Written request
Go through the material and write it all out exactly, minus the pictures.

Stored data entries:
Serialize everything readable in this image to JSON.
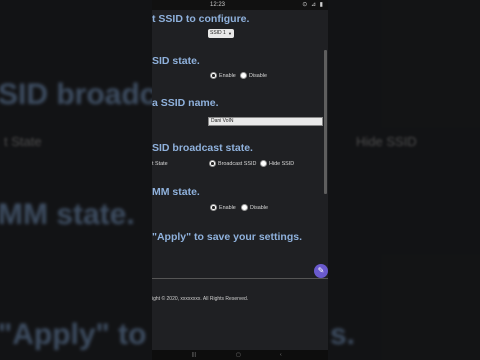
{
  "background": {
    "ssid_broadcast": "SID broadcas",
    "state_left": "t State",
    "hide_ssid": "Hide SSID",
    "mm_state": "MM state.",
    "apply_text": "\"Apply\" to sav",
    "apply_tail": "s."
  },
  "statusbar": {
    "time": "12:23",
    "icons": "⊙ ⊿ ▮"
  },
  "config": {
    "configure_heading": "t SSID to configure.",
    "ssid_select": "SSID 1",
    "ssid_state_heading": "SID state.",
    "enable": "Enable",
    "disable": "Disable",
    "ssid_name_heading": "a SSID name.",
    "ssid_name_value": "Dani VoIN",
    "broadcast_heading": "SID broadcast state.",
    "state_label": "t State",
    "broadcast_ssid": "Broadcast SSID",
    "hide_ssid": "Hide SSID",
    "wmm_heading": "MM state.",
    "wmm_enable": "Enable",
    "wmm_disable": "Disable",
    "apply_heading": "\"Apply\" to save your settings."
  },
  "footer": {
    "copyright": "ight © 2020, xxxxxxxx. All Rights Reserved."
  },
  "icons": {
    "fab": "pencil-icon",
    "nav": [
      "recents-icon",
      "home-icon",
      "back-icon"
    ]
  },
  "colors": {
    "heading": "#8fb1dc",
    "accent": "#6a5acd",
    "panel": "#1f2023"
  }
}
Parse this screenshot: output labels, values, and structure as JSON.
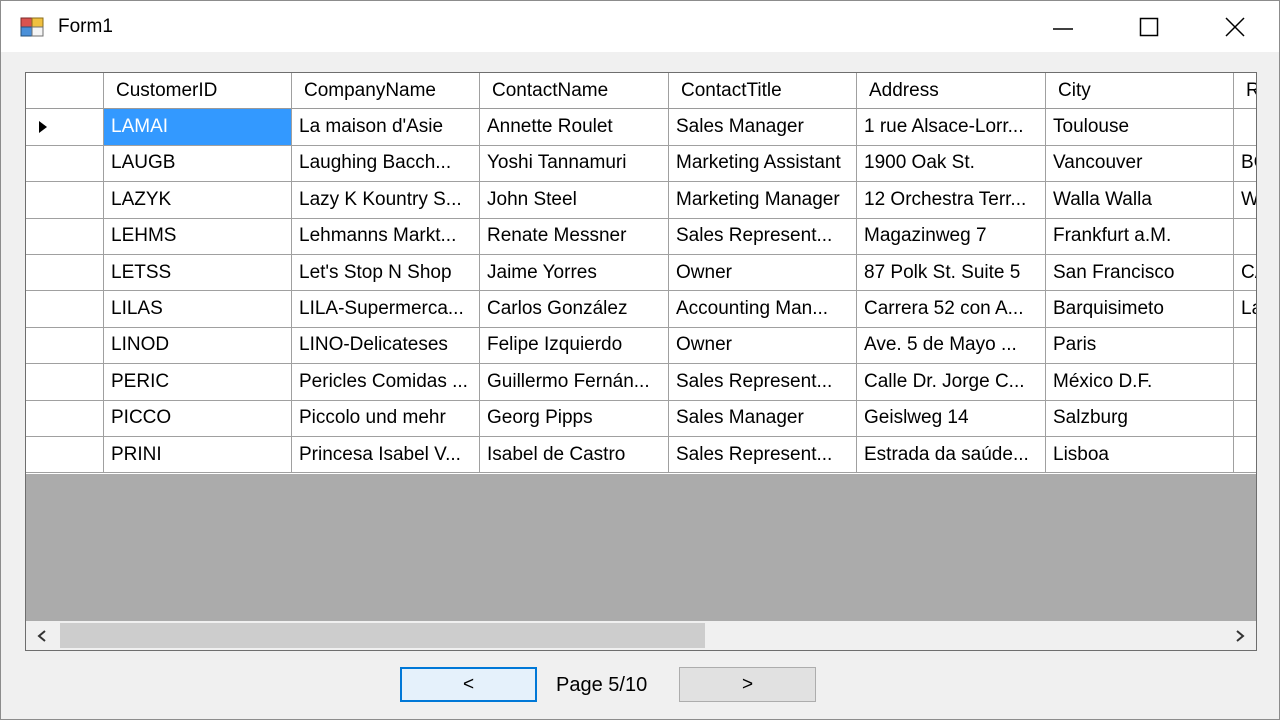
{
  "window": {
    "title": "Form1"
  },
  "grid": {
    "columns": [
      "CustomerID",
      "CompanyName",
      "ContactName",
      "ContactTitle",
      "Address",
      "City",
      "R"
    ],
    "rows": [
      [
        "LAMAI",
        "La maison d'Asie",
        "Annette Roulet",
        "Sales Manager",
        "1 rue Alsace-Lorr...",
        "Toulouse",
        ""
      ],
      [
        "LAUGB",
        "Laughing Bacch...",
        "Yoshi Tannamuri",
        "Marketing Assistant",
        "1900 Oak St.",
        "Vancouver",
        "BC"
      ],
      [
        "LAZYK",
        "Lazy K Kountry S...",
        "John Steel",
        "Marketing Manager",
        "12 Orchestra Terr...",
        "Walla Walla",
        "WA"
      ],
      [
        "LEHMS",
        "Lehmanns Markt...",
        "Renate Messner",
        "Sales Represent...",
        "Magazinweg 7",
        "Frankfurt a.M.",
        ""
      ],
      [
        "LETSS",
        "Let's Stop N Shop",
        "Jaime Yorres",
        "Owner",
        "87 Polk St. Suite 5",
        "San Francisco",
        "CA"
      ],
      [
        "LILAS",
        "LILA-Supermerca...",
        "Carlos González",
        "Accounting Man...",
        "Carrera 52 con A...",
        "Barquisimeto",
        "Lara"
      ],
      [
        "LINOD",
        "LINO-Delicateses",
        "Felipe Izquierdo",
        "Owner",
        "Ave. 5 de Mayo ...",
        "Paris",
        ""
      ],
      [
        "PERIC",
        "Pericles Comidas ...",
        "Guillermo Fernán...",
        "Sales Represent...",
        "Calle Dr. Jorge C...",
        "México D.F.",
        ""
      ],
      [
        "PICCO",
        "Piccolo und mehr",
        "Georg Pipps",
        "Sales Manager",
        "Geislweg 14",
        "Salzburg",
        ""
      ],
      [
        "PRINI",
        "Princesa Isabel V...",
        "Isabel de Castro",
        "Sales Represent...",
        "Estrada da saúde...",
        "Lisboa",
        ""
      ]
    ],
    "selected": {
      "row": 0,
      "col": 0
    }
  },
  "nav": {
    "prev_label": "<",
    "next_label": ">",
    "page_label": "Page 5/10"
  },
  "colors": {
    "selection": "#3399ff",
    "focus_border": "#0078d7",
    "empty_area": "#ababab"
  },
  "icons": [
    "app-icon",
    "minimize-icon",
    "maximize-icon",
    "close-icon",
    "row-indicator-icon",
    "scroll-left-icon",
    "scroll-right-icon"
  ]
}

Problem solution
Serialize everything readable in this image to JSON.
{
  "background": {
    "ssid_broadcast": "SID broadcas",
    "state_left": "t State",
    "hide_ssid": "Hide SSID",
    "mm_state": "MM state.",
    "apply_text": "\"Apply\" to sav",
    "apply_tail": "s."
  },
  "statusbar": {
    "time": "12:23",
    "icons": "⊙ ⊿ ▮"
  },
  "config": {
    "configure_heading": "t SSID to configure.",
    "ssid_select": "SSID 1",
    "ssid_state_heading": "SID state.",
    "enable": "Enable",
    "disable": "Disable",
    "ssid_name_heading": "a SSID name.",
    "ssid_name_value": "Dani VoIN",
    "broadcast_heading": "SID broadcast state.",
    "state_label": "t State",
    "broadcast_ssid": "Broadcast SSID",
    "hide_ssid": "Hide SSID",
    "wmm_heading": "MM state.",
    "wmm_enable": "Enable",
    "wmm_disable": "Disable",
    "apply_heading": "\"Apply\" to save your settings."
  },
  "footer": {
    "copyright": "ight © 2020, xxxxxxxx. All Rights Reserved."
  },
  "icons": {
    "fab": "pencil-icon",
    "nav": [
      "recents-icon",
      "home-icon",
      "back-icon"
    ]
  },
  "colors": {
    "heading": "#8fb1dc",
    "accent": "#6a5acd",
    "panel": "#1f2023"
  }
}
Parse this screenshot: output labels, values, and structure as JSON.
{
  "window": {
    "title": "Form1"
  },
  "grid": {
    "columns": [
      "CustomerID",
      "CompanyName",
      "ContactName",
      "ContactTitle",
      "Address",
      "City",
      "R"
    ],
    "rows": [
      [
        "LAMAI",
        "La maison d'Asie",
        "Annette Roulet",
        "Sales Manager",
        "1 rue Alsace-Lorr...",
        "Toulouse",
        ""
      ],
      [
        "LAUGB",
        "Laughing Bacch...",
        "Yoshi Tannamuri",
        "Marketing Assistant",
        "1900 Oak St.",
        "Vancouver",
        "BC"
      ],
      [
        "LAZYK",
        "Lazy K Kountry S...",
        "John Steel",
        "Marketing Manager",
        "12 Orchestra Terr...",
        "Walla Walla",
        "WA"
      ],
      [
        "LEHMS",
        "Lehmanns Markt...",
        "Renate Messner",
        "Sales Represent...",
        "Magazinweg 7",
        "Frankfurt a.M.",
        ""
      ],
      [
        "LETSS",
        "Let's Stop N Shop",
        "Jaime Yorres",
        "Owner",
        "87 Polk St. Suite 5",
        "San Francisco",
        "CA"
      ],
      [
        "LILAS",
        "LILA-Supermerca...",
        "Carlos González",
        "Accounting Man...",
        "Carrera 52 con A...",
        "Barquisimeto",
        "Lara"
      ],
      [
        "LINOD",
        "LINO-Delicateses",
        "Felipe Izquierdo",
        "Owner",
        "Ave. 5 de Mayo ...",
        "Paris",
        ""
      ],
      [
        "PERIC",
        "Pericles Comidas ...",
        "Guillermo Fernán...",
        "Sales Represent...",
        "Calle Dr. Jorge C...",
        "México D.F.",
        ""
      ],
      [
        "PICCO",
        "Piccolo und mehr",
        "Georg Pipps",
        "Sales Manager",
        "Geislweg 14",
        "Salzburg",
        ""
      ],
      [
        "PRINI",
        "Princesa Isabel V...",
        "Isabel de Castro",
        "Sales Represent...",
        "Estrada da saúde...",
        "Lisboa",
        ""
      ]
    ],
    "selected": {
      "row": 0,
      "col": 0
    }
  },
  "nav": {
    "prev_label": "<",
    "next_label": ">",
    "page_label": "Page 5/10"
  },
  "colors": {
    "selection": "#3399ff",
    "focus_border": "#0078d7",
    "empty_area": "#ababab"
  },
  "icons": [
    "app-icon",
    "minimize-icon",
    "maximize-icon",
    "close-icon",
    "row-indicator-icon",
    "scroll-left-icon",
    "scroll-right-icon"
  ]
}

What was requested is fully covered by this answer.